───── Records for processing ─────
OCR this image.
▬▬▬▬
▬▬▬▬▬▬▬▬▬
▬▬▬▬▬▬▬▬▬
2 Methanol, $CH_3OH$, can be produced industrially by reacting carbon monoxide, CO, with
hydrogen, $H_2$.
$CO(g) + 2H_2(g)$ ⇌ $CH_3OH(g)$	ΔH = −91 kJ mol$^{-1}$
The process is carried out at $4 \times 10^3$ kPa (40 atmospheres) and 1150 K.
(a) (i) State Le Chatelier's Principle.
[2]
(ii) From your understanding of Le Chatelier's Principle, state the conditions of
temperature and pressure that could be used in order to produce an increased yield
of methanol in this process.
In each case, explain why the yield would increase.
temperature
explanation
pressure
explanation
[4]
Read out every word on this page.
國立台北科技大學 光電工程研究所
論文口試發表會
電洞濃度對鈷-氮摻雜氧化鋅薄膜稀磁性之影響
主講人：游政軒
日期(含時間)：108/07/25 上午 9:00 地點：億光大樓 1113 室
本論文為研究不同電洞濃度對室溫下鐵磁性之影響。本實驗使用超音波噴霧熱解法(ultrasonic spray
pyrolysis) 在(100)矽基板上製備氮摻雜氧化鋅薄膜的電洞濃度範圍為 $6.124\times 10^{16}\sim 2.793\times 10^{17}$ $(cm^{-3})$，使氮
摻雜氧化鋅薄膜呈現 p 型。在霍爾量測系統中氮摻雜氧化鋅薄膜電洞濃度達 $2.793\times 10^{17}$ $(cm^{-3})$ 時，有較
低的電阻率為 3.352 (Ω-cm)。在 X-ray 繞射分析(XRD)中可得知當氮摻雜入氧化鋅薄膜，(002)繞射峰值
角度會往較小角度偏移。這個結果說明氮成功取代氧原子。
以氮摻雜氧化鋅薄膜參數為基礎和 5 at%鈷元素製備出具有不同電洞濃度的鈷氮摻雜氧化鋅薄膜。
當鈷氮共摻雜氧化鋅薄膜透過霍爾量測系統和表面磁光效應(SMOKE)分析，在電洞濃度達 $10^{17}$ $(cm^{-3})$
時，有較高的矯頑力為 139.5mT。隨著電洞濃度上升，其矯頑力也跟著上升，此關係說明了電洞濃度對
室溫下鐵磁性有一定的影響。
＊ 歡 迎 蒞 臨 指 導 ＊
─────
Write the number of lines containing the word "this" and nothing besides it.

3